(Records excerpted from a collection)
+++

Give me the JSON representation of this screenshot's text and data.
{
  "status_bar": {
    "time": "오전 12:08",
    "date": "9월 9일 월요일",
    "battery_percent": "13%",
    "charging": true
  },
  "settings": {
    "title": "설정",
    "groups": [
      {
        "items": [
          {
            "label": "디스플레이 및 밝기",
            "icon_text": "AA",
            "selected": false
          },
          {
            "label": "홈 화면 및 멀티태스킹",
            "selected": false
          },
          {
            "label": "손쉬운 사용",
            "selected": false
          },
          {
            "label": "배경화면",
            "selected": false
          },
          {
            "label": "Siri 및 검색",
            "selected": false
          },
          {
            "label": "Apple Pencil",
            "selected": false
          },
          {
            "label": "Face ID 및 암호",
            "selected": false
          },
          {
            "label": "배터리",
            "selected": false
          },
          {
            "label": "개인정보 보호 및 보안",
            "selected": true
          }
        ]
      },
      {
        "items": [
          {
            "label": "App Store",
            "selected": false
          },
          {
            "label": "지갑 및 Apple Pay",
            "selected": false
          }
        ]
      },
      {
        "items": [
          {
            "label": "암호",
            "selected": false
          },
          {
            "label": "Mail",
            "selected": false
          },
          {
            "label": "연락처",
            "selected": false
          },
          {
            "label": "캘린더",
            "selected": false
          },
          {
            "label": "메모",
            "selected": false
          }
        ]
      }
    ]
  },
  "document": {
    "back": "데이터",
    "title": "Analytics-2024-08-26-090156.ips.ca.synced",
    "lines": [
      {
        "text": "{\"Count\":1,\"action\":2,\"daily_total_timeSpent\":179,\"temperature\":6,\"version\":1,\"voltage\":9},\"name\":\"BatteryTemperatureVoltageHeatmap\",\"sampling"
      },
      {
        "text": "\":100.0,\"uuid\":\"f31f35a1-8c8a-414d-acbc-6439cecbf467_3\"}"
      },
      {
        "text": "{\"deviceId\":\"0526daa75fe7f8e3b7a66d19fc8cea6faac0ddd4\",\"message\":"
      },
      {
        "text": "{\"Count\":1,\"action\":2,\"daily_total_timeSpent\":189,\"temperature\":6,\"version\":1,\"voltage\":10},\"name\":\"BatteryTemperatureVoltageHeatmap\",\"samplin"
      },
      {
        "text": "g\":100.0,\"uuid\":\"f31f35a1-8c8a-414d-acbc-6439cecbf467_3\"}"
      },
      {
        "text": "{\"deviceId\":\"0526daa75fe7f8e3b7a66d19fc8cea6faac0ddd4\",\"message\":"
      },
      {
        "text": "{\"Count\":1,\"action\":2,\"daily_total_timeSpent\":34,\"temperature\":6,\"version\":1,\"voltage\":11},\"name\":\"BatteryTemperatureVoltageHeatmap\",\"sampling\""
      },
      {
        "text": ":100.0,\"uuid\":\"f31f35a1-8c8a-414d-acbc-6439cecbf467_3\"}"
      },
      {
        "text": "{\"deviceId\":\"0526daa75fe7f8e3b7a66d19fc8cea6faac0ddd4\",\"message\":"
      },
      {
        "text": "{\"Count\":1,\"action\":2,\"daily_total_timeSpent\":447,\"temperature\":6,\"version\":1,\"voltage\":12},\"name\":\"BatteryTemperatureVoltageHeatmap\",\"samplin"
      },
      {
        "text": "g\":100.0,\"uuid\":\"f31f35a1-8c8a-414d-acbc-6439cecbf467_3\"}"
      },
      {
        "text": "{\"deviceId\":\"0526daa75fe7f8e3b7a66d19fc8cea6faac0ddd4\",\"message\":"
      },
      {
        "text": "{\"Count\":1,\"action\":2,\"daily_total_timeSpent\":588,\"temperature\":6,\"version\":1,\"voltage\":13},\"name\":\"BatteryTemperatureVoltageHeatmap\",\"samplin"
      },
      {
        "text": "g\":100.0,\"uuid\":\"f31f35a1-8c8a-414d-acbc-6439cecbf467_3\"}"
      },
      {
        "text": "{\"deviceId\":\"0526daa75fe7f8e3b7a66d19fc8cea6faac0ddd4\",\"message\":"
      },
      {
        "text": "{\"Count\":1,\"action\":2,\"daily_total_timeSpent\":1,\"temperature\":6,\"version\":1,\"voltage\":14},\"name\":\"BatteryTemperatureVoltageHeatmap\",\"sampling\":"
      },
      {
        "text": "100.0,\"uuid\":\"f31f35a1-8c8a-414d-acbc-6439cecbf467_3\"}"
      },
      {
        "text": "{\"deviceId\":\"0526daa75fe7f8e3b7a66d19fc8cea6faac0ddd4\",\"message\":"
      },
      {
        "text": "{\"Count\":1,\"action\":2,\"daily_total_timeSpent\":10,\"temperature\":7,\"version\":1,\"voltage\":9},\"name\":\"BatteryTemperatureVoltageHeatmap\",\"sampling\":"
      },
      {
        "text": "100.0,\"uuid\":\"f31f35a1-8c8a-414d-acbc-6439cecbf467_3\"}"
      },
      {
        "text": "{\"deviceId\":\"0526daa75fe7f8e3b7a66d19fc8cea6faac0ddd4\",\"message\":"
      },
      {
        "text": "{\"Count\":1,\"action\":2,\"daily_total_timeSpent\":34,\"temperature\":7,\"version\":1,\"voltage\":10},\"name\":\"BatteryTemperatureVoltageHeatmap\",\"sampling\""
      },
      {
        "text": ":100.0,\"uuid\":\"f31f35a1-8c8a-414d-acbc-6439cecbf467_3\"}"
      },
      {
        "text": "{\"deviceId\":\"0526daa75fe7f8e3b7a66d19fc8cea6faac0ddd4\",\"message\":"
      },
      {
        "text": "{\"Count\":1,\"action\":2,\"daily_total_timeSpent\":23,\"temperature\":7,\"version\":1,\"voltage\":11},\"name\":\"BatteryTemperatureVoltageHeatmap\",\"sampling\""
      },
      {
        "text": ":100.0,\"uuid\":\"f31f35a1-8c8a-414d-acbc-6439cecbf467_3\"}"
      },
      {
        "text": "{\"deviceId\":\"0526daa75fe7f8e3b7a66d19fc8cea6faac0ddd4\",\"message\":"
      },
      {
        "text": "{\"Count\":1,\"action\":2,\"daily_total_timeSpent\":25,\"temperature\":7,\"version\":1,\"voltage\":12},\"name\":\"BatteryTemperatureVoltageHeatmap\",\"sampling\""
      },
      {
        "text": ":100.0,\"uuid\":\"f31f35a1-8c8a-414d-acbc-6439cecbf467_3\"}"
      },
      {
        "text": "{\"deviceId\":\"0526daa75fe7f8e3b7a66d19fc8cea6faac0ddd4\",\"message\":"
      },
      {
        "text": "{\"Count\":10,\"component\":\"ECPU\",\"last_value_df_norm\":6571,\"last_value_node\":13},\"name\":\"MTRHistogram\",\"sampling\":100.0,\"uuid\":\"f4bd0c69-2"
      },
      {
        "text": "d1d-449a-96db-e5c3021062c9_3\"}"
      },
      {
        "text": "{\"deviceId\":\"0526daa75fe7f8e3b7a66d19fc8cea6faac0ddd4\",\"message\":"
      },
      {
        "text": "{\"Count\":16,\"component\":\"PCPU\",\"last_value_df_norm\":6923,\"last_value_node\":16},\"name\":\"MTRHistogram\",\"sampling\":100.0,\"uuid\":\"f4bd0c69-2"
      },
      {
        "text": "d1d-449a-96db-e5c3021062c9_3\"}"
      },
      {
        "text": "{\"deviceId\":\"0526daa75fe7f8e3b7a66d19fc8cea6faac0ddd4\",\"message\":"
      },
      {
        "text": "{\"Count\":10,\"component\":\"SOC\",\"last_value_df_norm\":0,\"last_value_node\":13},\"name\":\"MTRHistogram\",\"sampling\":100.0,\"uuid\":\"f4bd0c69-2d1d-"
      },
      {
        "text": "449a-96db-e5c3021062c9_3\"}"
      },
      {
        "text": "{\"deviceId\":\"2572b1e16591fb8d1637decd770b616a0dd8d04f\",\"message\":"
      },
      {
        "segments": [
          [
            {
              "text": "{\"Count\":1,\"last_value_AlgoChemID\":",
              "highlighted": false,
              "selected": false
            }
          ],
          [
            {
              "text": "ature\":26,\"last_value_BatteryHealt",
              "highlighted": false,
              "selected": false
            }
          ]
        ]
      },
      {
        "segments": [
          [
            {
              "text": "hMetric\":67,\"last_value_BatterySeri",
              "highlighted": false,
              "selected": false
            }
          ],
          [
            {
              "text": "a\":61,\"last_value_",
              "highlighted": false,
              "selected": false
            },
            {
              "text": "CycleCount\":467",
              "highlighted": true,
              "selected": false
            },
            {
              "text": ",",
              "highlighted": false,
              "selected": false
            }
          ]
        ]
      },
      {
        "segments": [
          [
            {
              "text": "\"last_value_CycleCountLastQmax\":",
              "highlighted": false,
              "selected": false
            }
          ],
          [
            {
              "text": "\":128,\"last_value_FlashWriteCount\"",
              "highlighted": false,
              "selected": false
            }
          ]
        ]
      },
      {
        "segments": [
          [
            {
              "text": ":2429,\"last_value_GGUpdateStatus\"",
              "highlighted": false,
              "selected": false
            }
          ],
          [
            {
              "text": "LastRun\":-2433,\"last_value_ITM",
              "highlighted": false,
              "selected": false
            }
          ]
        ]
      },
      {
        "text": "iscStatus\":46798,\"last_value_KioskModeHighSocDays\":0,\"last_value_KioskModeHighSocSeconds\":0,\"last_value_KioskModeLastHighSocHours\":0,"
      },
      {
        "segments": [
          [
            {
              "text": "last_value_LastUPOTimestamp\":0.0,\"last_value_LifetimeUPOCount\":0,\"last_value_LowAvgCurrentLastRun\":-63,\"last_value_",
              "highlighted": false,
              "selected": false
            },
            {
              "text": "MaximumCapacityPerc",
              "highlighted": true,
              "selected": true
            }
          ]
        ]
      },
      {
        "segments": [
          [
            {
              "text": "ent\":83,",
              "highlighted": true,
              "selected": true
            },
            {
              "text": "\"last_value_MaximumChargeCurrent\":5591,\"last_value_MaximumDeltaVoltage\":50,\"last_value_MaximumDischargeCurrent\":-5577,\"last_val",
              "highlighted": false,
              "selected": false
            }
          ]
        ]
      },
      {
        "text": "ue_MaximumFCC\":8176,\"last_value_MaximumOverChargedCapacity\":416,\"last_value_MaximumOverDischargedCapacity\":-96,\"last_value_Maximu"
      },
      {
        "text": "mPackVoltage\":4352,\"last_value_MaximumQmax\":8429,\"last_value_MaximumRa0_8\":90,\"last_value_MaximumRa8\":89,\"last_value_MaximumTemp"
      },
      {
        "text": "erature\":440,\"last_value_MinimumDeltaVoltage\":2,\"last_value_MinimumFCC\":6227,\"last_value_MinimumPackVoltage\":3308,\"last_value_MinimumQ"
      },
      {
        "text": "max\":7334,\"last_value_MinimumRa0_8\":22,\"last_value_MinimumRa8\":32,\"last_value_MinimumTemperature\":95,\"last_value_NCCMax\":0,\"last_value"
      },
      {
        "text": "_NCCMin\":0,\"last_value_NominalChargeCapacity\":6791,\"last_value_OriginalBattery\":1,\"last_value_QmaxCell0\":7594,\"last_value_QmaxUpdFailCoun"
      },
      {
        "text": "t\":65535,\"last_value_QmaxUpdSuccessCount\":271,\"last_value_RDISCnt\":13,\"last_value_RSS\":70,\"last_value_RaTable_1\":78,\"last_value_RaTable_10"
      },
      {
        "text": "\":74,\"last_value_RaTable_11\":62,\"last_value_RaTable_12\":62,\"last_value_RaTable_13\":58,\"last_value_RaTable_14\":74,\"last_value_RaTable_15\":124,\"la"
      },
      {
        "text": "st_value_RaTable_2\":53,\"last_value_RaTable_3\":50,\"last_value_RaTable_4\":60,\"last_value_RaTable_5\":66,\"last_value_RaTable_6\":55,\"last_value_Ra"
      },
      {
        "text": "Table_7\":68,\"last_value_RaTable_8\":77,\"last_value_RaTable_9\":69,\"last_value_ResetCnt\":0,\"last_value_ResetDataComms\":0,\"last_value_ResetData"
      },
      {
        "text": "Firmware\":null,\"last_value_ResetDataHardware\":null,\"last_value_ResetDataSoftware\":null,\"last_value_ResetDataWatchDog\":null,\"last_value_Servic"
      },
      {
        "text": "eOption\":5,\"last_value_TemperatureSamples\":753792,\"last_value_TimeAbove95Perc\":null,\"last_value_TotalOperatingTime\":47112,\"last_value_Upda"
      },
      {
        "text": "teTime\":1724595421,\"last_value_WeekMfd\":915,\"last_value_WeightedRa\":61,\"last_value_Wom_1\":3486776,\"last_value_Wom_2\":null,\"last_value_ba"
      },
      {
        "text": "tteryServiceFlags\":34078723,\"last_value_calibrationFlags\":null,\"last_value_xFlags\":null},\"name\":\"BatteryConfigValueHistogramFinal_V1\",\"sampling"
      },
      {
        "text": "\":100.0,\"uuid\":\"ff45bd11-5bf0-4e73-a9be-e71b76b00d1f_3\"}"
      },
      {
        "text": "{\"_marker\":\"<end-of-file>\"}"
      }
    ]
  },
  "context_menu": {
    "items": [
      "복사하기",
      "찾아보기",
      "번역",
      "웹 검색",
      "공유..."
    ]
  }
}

+++

Short task: Track down all lines above with the string "title" and copy them.

The output:
    "title": "설정",
    "title": "Analytics-2024-08-26-090156.ips.ca.synced",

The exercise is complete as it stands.